Copy, from the entries below, each line in which the string "content" appears.

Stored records
········
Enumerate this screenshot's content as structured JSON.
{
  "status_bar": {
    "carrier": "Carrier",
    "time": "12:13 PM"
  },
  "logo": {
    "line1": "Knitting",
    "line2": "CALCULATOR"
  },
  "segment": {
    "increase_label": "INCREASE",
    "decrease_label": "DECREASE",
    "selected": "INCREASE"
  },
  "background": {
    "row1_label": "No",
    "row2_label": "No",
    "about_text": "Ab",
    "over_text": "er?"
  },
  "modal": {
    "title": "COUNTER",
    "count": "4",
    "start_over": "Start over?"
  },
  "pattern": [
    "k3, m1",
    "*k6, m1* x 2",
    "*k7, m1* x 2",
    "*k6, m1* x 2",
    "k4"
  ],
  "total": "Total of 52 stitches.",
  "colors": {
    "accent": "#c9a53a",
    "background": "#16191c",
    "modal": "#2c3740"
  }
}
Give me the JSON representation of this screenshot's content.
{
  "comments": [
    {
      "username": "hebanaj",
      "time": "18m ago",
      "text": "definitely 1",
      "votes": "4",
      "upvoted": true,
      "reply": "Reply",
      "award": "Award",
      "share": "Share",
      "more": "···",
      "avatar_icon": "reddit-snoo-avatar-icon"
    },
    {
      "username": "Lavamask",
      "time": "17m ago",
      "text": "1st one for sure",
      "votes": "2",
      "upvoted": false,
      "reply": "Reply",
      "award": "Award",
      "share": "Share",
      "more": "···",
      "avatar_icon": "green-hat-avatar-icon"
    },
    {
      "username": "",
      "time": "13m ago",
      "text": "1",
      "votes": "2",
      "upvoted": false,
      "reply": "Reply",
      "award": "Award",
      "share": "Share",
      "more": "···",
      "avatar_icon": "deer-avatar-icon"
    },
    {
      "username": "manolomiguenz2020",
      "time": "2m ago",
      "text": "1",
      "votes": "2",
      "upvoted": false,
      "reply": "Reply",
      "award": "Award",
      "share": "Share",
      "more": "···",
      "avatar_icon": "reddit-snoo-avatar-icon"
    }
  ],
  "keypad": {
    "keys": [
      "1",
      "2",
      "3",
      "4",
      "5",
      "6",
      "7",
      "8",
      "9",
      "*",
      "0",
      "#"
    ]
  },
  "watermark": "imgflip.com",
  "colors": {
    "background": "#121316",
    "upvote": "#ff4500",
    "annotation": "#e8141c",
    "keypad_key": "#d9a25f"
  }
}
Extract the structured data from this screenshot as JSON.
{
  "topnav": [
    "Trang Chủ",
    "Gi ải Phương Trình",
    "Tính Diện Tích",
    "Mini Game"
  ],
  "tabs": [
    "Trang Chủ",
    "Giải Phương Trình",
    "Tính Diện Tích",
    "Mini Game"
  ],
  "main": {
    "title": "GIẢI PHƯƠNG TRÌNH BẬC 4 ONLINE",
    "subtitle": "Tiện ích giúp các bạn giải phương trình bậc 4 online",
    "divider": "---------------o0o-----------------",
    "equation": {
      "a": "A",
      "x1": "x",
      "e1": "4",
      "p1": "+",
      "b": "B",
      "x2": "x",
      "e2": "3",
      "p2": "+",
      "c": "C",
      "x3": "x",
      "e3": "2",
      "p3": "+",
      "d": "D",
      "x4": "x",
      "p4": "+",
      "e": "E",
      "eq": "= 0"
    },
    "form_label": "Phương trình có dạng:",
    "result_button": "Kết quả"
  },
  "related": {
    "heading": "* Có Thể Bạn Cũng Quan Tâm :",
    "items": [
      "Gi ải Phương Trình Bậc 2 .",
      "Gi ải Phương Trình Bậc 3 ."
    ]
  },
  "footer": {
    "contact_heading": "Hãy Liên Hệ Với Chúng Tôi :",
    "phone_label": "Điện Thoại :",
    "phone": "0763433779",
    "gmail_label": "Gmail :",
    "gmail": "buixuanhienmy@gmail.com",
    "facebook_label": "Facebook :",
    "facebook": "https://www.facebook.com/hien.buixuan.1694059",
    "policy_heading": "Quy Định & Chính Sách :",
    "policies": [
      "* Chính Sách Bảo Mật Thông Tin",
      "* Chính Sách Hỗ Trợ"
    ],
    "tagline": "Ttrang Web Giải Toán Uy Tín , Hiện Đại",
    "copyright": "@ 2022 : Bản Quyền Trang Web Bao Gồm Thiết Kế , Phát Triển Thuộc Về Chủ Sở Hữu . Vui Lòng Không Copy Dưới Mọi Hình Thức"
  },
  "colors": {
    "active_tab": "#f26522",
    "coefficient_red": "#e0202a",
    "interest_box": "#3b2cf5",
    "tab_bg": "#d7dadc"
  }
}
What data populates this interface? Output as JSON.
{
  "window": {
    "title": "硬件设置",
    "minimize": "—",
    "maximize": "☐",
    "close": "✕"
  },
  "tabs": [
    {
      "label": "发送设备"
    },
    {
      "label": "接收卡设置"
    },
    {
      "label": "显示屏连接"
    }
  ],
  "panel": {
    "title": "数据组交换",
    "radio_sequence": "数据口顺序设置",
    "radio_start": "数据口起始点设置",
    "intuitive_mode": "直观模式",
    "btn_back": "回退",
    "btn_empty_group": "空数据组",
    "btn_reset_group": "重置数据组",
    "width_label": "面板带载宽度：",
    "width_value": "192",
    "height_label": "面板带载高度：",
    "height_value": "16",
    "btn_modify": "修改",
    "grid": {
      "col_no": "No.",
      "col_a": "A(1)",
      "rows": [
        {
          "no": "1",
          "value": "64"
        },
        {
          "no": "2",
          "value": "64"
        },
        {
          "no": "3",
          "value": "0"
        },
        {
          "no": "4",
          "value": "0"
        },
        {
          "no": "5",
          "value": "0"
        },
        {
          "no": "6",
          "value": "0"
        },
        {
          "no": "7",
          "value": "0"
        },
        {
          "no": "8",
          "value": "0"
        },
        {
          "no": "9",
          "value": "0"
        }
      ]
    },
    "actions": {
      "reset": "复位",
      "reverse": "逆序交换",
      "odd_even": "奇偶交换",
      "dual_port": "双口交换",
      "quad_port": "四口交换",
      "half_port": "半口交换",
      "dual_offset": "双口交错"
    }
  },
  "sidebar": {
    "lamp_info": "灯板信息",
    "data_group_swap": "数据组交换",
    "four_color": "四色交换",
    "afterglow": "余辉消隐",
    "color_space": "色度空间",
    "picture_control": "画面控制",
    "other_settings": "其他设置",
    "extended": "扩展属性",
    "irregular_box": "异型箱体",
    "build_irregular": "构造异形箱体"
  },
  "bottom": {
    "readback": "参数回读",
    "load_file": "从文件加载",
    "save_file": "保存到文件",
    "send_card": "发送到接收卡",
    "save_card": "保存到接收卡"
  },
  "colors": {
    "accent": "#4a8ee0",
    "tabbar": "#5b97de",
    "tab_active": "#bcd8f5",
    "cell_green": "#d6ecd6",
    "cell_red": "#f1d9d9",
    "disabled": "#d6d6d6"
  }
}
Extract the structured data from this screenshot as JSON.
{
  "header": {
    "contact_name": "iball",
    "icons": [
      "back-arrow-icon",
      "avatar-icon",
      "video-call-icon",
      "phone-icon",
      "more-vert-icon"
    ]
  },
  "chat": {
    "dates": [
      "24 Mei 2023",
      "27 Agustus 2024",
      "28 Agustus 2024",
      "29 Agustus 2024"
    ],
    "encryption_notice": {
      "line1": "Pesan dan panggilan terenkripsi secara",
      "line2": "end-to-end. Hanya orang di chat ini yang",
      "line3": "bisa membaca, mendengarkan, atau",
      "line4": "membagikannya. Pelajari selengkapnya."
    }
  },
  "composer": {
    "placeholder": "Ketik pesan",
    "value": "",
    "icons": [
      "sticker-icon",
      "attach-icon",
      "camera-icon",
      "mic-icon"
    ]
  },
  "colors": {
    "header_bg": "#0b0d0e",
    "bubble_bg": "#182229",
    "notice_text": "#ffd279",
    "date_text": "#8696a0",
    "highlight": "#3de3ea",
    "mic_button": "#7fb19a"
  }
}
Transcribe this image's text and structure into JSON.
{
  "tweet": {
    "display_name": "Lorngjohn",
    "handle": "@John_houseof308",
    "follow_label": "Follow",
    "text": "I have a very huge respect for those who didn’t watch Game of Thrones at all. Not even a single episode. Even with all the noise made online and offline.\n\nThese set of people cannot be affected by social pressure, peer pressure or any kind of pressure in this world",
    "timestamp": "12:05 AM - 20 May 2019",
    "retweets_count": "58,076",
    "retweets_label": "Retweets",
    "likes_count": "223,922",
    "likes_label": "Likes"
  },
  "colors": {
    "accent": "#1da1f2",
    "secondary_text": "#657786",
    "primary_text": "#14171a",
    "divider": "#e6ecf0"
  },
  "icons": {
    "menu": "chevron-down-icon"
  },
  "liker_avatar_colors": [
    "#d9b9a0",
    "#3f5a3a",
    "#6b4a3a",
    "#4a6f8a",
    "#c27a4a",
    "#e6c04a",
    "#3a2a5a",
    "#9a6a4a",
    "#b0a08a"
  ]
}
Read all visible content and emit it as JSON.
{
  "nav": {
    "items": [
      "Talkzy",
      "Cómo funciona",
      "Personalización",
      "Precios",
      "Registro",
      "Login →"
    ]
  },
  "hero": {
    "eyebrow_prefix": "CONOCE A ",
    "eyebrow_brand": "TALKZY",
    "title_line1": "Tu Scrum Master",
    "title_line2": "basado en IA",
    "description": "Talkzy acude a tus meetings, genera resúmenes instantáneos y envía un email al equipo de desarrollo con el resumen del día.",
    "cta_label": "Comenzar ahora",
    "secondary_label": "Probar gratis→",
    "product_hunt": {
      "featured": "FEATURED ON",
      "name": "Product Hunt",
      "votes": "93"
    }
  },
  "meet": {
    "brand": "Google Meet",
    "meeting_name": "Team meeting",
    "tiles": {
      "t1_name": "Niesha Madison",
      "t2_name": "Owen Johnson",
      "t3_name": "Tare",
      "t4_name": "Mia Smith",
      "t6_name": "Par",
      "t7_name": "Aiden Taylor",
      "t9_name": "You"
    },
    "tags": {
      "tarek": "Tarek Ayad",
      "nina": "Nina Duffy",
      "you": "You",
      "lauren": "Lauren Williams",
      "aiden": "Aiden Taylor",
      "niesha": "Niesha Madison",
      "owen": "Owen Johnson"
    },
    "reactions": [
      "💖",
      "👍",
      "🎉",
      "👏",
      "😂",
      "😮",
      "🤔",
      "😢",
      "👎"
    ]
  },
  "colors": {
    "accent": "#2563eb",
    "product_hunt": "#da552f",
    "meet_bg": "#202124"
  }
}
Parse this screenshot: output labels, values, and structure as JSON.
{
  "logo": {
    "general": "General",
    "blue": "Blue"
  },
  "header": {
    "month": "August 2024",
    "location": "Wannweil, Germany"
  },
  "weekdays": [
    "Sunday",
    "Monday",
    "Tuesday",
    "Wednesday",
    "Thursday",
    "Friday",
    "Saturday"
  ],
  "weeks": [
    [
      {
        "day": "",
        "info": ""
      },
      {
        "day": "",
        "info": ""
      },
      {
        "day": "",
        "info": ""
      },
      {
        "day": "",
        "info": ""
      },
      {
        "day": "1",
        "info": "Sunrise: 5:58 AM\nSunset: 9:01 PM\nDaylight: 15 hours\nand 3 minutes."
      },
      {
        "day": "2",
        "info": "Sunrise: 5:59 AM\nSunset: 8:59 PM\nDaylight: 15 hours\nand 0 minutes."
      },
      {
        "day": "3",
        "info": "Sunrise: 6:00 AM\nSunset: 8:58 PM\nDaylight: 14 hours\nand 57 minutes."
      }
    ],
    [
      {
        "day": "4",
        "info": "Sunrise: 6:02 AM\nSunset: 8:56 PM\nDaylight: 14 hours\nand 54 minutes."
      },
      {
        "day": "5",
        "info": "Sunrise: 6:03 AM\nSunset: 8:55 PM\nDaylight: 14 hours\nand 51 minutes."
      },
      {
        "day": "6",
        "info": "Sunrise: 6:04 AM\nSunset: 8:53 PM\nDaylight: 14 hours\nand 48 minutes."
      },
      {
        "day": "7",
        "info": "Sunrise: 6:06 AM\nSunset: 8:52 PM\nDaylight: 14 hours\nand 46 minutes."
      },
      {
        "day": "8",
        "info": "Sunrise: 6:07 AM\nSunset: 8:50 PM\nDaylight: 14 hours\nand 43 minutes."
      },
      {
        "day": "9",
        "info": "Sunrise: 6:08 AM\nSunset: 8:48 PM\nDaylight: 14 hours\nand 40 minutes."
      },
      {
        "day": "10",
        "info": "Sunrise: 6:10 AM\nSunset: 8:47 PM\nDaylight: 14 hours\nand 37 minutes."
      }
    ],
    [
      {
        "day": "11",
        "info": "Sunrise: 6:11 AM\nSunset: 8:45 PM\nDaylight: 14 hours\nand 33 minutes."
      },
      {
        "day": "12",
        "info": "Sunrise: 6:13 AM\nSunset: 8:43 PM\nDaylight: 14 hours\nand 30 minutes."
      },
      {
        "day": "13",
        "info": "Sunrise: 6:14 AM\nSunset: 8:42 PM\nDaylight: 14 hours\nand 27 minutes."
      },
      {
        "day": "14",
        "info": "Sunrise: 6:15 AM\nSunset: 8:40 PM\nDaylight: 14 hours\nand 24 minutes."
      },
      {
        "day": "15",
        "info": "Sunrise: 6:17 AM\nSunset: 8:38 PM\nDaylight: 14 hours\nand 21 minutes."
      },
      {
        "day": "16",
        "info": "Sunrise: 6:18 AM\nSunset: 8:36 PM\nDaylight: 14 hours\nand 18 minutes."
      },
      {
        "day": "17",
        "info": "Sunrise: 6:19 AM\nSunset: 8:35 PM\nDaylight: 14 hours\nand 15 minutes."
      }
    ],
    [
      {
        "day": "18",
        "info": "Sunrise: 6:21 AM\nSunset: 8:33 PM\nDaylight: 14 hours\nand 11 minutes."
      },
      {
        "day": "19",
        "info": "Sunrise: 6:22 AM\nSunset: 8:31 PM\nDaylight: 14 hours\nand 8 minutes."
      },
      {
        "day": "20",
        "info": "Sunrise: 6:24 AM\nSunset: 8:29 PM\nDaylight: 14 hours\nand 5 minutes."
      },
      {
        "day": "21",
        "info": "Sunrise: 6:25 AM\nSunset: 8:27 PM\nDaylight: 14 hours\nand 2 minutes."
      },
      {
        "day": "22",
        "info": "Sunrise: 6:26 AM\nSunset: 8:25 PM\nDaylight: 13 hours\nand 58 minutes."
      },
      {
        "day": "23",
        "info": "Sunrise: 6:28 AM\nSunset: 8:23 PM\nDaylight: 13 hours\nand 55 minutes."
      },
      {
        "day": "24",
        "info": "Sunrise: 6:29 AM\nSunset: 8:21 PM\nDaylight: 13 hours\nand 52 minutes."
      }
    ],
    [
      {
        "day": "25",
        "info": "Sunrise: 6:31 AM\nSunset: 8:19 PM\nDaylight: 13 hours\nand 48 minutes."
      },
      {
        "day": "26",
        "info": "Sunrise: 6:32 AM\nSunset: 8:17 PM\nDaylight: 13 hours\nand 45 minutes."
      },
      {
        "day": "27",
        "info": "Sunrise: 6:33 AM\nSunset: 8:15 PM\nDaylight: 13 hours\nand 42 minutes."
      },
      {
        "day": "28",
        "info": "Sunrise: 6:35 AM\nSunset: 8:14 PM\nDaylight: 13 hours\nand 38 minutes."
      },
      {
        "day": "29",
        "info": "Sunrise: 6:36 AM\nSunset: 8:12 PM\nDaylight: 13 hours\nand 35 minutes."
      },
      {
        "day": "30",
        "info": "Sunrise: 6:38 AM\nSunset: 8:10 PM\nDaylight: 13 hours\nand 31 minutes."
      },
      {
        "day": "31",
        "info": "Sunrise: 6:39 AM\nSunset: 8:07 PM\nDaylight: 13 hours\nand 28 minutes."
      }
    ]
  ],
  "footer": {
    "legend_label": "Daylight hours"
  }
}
········
**Response to the exercise**
Enumerate this screenshot's content as structured JSON.
Give me the JSON representation of this screenshot's content.
Read all visible content and emit it as JSON.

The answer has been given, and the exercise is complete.